------ Records for this exercise
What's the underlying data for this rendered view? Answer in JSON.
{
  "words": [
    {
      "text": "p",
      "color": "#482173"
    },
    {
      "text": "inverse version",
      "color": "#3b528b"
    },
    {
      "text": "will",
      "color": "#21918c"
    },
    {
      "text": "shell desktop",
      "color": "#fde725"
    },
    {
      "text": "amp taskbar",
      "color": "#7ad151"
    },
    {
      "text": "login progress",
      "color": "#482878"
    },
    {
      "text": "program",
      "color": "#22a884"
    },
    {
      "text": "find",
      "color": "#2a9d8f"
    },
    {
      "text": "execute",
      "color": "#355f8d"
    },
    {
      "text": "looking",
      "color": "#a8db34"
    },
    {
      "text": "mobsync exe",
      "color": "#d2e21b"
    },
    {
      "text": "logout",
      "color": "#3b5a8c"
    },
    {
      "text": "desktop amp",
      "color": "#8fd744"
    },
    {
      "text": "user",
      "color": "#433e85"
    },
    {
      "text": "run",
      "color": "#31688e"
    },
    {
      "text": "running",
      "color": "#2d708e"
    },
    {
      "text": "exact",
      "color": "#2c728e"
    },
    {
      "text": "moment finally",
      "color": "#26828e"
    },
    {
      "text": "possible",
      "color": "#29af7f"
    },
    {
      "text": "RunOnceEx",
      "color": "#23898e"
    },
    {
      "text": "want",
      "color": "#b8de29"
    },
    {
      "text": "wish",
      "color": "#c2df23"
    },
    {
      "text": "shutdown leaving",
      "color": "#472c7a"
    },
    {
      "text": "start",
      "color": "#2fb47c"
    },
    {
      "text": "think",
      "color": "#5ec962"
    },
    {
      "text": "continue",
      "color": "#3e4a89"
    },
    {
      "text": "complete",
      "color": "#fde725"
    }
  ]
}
------------
## Exercise prompt
Every entry must be output again, exactly as written above.

## Task result
What's the underlying data for this rendered view? Answer in JSON.
{
  "words": [
    {
      "text": "p",
      "color": "#482173"
    },
    {
      "text": "inverse version",
      "color": "#3b528b"
    },
    {
      "text": "will",
      "color": "#21918c"
    },
    {
      "text": "shell desktop",
      "color": "#fde725"
    },
    {
      "text": "amp taskbar",
      "color": "#7ad151"
    },
    {
      "text": "login progress",
      "color": "#482878"
    },
    {
      "text": "program",
      "color": "#22a884"
    },
    {
      "text": "find",
      "color": "#2a9d8f"
    },
    {
      "text": "execute",
      "color": "#355f8d"
    },
    {
      "text": "looking",
      "color": "#a8db34"
    },
    {
      "text": "mobsync exe",
      "color": "#d2e21b"
    },
    {
      "text": "logout",
      "color": "#3b5a8c"
    },
    {
      "text": "desktop amp",
      "color": "#8fd744"
    },
    {
      "text": "user",
      "color": "#433e85"
    },
    {
      "text": "run",
      "color": "#31688e"
    },
    {
      "text": "running",
      "color": "#2d708e"
    },
    {
      "text": "exact",
      "color": "#2c728e"
    },
    {
      "text": "moment finally",
      "color": "#26828e"
    },
    {
      "text": "possible",
      "color": "#29af7f"
    },
    {
      "text": "RunOnceEx",
      "color": "#23898e"
    },
    {
      "text": "want",
      "color": "#b8de29"
    },
    {
      "text": "wish",
      "color": "#c2df23"
    },
    {
      "text": "shutdown leaving",
      "color": "#472c7a"
    },
    {
      "text": "start",
      "color": "#2fb47c"
    },
    {
      "text": "think",
      "color": "#5ec962"
    },
    {
      "text": "continue",
      "color": "#3e4a89"
    },
    {
      "text": "complete",
      "color": "#fde725"
    }
  ]
}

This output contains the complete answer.